WRITTEN TASK 1
According to the highway report, to what amount was the contract sum for rehabilitating the road revised?
WRITTEN TASK 2
Repeat the highway report from "The variation of" to "corridor remained problematic.", swapping "costliest" for "most expensive".

Potholes and lane diversions are responsible for increased accidents as bandits take advantage of the slow pace of construction work on the Abuja-Kaduna highway to attack commuters, Daily Trust reports.
Passengers and drivers who spoke to our correspondents lamented that most of the kidnapping incidents recorded along the road could not be amplified by the media because they affect ordinary persons as prominent personalities no longer patronise the road since they now use the train to travel between Abuja and Kaduna.
The 375-kilometre Abuja-Kaduna-Kano Expressway is one of the busiest roads in the country linking many towns and villages.
The terrible state of the road was dualised in the 1980s by the IBB administration but the activities of criminals had forced those that have the means to boycott the road while it continued to claim many lives, especially of the poor in recent years.
Commuters plying the route found succour following the commencement of daily train services between the two cities in 2018 after President Muhammadu Buhari officially inaugurated the Abuja-Kaduna train in 2016.
Before then, a contract for the rehabilitation of the road was awarded to Julius Berger Nigeria Plc. on December 20, 2017, with a completion period of 36 months. It meant that work should have been completed in the first half of 2021.
But when it became obvious that it was impossible to meet up with the timeframe, the federal government extended its completion deadline to 2023, after reviewing the contract sum from N155 billion to N797.236 billion.
The variation of the contract drew the ire of many, with some describing it as probably the costliest road project in recent times.
However, despite increasing the contract value, construction work on the Abuja-Kaduna corridor remained problematic.
How rail track bombing reverses attention
The bombing of the Abuja-Kaduna rail track on Wednesday, October 20 and Thursday, October 21, by terrorists, brought back attention to the dilapidating condition of the road.
There was increased traffic flow on the corridor soon after the breach on the rail track up till Saturday, October 22, when it was repaired and services resumed. But some commuters are yet to get back to the trains despite safety assurances, living them with hard choices between the two.

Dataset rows
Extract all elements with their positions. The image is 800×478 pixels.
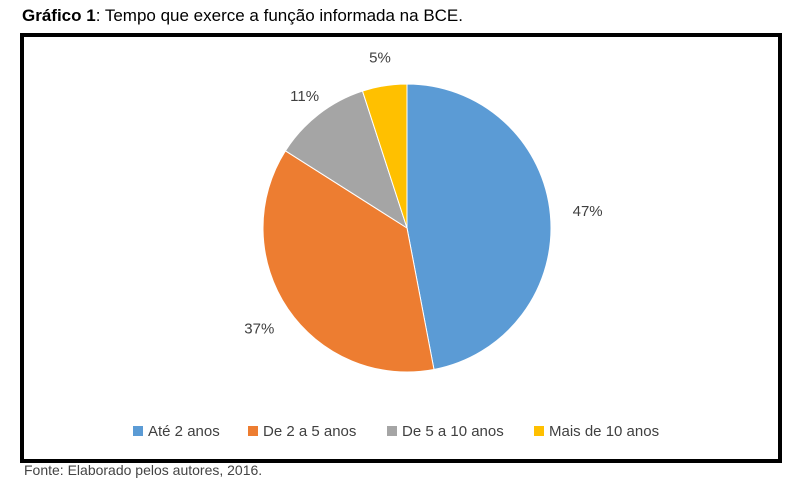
legend-label-4: Mais de 10 anos [549, 423, 659, 440]
source-note: Fonte: Elaborado pelos autores, 2016. [24, 462, 262, 478]
slice-label-3: 11% [290, 88, 319, 105]
slice-label-1: 47% [573, 203, 603, 220]
slice-label-4: 5% [369, 49, 391, 66]
legend-item-4: Mais de 10 anos [534, 423, 659, 440]
legend-item-3: De 5 a 10 anos [387, 423, 504, 440]
legend-item-2: De 2 a 5 anos [248, 423, 356, 440]
chart-frame: 47% 37% 11% 5% Até 2 anos De 2 a 5 anos De 5 … [20, 33, 782, 463]
pie-slice-1 [407, 84, 551, 369]
legend-swatch-1 [133, 426, 143, 436]
slice-label-2: 37% [244, 320, 274, 337]
legend-item-1: Até 2 anos [133, 423, 220, 440]
legend-swatch-2 [248, 426, 258, 436]
figure-caption: Gráfico 1: Tempo que exerce a função inf… [22, 6, 463, 26]
figure-caption-text: : Tempo que exerce a função informada na… [96, 6, 463, 25]
legend-swatch-3 [387, 426, 397, 436]
legend-label-2: De 2 a 5 anos [263, 423, 356, 440]
legend-label-1: Até 2 anos [148, 423, 220, 440]
pie-slices [263, 84, 551, 372]
pie-chart: 47% 37% 11% 5% Até 2 anos De 2 a 5 anos De 5 … [24, 37, 778, 459]
legend-swatch-4 [534, 426, 544, 436]
figure-caption-label: Gráfico 1 [22, 6, 96, 25]
chart-legend: Até 2 anos De 2 a 5 anos De 5 a 10 anos Mai… [133, 423, 659, 440]
legend-label-3: De 5 a 10 anos [402, 423, 504, 440]
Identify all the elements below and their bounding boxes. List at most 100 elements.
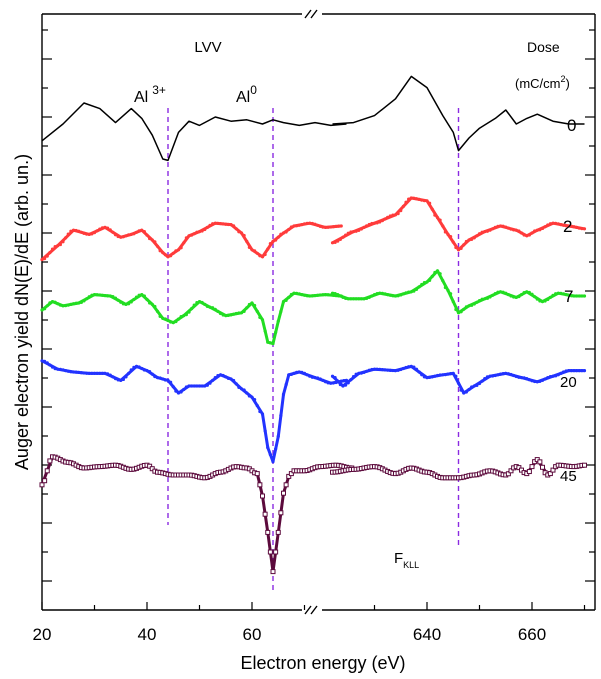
data-point-2 [184,236,188,240]
data-point-45 [547,471,553,477]
data-point-20 [216,373,220,378]
data-point-20 [329,381,333,385]
data-point-20 [111,375,115,379]
data-point-20 [331,381,335,385]
data-point-2 [61,240,65,244]
data-point-7 [90,293,94,297]
data-point-20 [514,374,518,379]
data-point-20 [577,369,581,373]
data-point-7 [462,307,466,311]
data-point-2 [119,235,123,239]
data-point-20 [300,370,304,374]
data-point-20 [407,365,411,369]
data-point-2 [308,221,312,225]
data-point-20 [211,378,215,382]
data-point-2 [287,227,291,232]
data-point-7 [116,298,120,302]
data-point-7 [310,294,314,298]
data-point-20 [40,359,44,363]
data-point-7 [359,297,363,301]
data-point-7 [346,297,350,301]
data-point-7 [158,314,162,318]
data-point-20 [540,378,545,382]
data-point-20 [475,383,479,387]
data-point-7 [247,302,251,307]
data-point-20 [195,384,199,388]
data-point-7 [420,282,424,287]
data-point-2 [43,257,47,261]
data-point-2 [237,230,241,234]
data-point-20 [260,412,265,416]
data-point-2 [383,217,387,221]
data-point-20 [391,368,395,373]
data-point-7 [467,304,471,308]
data-point-20 [56,367,60,371]
series-line-7-low [41,291,342,346]
y-axis-label: Auger electron yield dN(E)/dE (arb. un.) [12,154,32,470]
data-point-7 [253,303,257,308]
data-point-2 [580,227,584,231]
data-point-2 [155,244,160,248]
data-point-2 [98,227,102,231]
data-point-7 [501,290,505,294]
data-point-20 [496,373,500,377]
data-point-2 [274,238,278,242]
data-point-20 [247,394,251,398]
data-point-20 [561,370,566,374]
data-point-20 [218,373,223,377]
x-tick-label-660: 660 [518,625,546,644]
data-point-2 [401,204,405,208]
data-point-20 [66,369,70,373]
data-point-7 [422,281,426,285]
data-point-2 [258,254,262,258]
data-point-2 [334,224,338,228]
data-point-2 [407,197,411,201]
data-point-2 [279,232,283,236]
data-point-7 [546,297,550,302]
data-point-20 [488,374,492,378]
data-point-2 [559,223,563,227]
data-point-20 [287,373,291,377]
data-point-7 [522,291,526,295]
data-point-7 [292,291,296,295]
data-point-7 [365,296,369,301]
data-point-20 [580,369,584,373]
data-point-2 [446,232,450,236]
data-point-7 [45,304,49,308]
data-point-2 [556,222,560,226]
data-point-45 [505,471,511,477]
data-point-20 [116,378,120,382]
data-point-2 [422,199,426,203]
data-point-7 [66,303,70,307]
data-point-2 [456,248,461,252]
data-point-7 [533,295,537,299]
data-point-20 [213,376,217,380]
data-point-7 [341,295,345,299]
data-point-20 [344,383,348,387]
data-point-20 [342,378,346,383]
data-point-20 [237,385,241,389]
data-point-20 [378,367,382,372]
data-point-20 [119,378,123,382]
data-point-2 [108,228,112,232]
data-point-20 [336,379,340,383]
data-point-20 [266,446,270,450]
data-point-7 [234,311,238,316]
data-point-7 [313,294,317,298]
data-point-20 [48,363,52,367]
data-point-7 [61,304,65,308]
plot-frame [41,13,596,611]
label-fkll-base: F [394,550,403,567]
data-point-7 [271,342,275,346]
data-point-7 [464,305,468,309]
data-point-20 [509,372,513,377]
data-point-2 [53,244,57,249]
data-point-20 [443,372,447,377]
data-point-2 [577,226,581,230]
data-point-7 [182,314,186,318]
data-point-7 [166,318,170,323]
data-point-2 [79,230,83,234]
data-point-2 [140,228,144,232]
data-point-2 [106,226,110,230]
series-line-0-low [41,102,347,162]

COMPLETE OUTPUT 1
N797.236 billion

COMPLETE OUTPUT 2
The variation of the contract drew the ire of many, with some describing it as probably the most expensive road project in recent times.
However, despite increasing the contract value, construction work on the Abuja-Kaduna corridor remained problematic.